--- start of RECORD EXCERPTS ---

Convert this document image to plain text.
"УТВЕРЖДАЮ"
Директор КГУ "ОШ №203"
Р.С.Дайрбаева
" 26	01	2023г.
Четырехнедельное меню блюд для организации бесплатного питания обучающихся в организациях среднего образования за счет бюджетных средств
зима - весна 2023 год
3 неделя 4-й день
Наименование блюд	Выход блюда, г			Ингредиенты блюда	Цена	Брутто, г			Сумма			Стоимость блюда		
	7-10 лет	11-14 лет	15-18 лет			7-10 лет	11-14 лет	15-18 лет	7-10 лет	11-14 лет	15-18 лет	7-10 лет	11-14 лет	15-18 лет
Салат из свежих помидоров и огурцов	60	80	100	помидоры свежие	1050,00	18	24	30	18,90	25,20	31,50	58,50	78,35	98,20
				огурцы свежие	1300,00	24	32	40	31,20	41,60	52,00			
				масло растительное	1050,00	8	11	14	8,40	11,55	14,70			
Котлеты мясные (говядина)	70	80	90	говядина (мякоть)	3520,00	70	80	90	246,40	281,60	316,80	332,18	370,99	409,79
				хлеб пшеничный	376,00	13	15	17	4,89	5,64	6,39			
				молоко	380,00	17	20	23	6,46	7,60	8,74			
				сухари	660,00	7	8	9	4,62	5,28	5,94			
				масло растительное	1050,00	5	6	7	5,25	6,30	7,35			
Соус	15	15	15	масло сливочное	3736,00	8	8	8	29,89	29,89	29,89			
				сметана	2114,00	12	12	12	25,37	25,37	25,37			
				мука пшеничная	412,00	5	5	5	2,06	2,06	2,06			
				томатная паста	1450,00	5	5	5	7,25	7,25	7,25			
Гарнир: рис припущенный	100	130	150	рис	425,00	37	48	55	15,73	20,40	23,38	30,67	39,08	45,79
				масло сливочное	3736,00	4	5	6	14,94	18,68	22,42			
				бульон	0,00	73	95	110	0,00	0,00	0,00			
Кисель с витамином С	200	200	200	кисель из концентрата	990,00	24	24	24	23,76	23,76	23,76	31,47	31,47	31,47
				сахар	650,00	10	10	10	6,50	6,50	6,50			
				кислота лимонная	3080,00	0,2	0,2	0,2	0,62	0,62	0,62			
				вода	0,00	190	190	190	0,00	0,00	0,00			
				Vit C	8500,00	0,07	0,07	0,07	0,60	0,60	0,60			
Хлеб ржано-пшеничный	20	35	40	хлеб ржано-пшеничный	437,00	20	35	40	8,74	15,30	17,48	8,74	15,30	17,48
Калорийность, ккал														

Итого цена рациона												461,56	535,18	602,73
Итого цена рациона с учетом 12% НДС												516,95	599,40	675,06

--- end of RECORD EXCERPTS ---

Search the records above for "свежие". Copy each line where it is found.

### EXERCISE ANSWER:
Салат из свежих помидоров и огурцов	60	80	100	помидоры свежие	1050,00	18	24	30	18,90	25,20	31,50	58,50	78,35	98,20
				огурцы свежие	1300,00	24	32	40	31,20	41,60	52,00			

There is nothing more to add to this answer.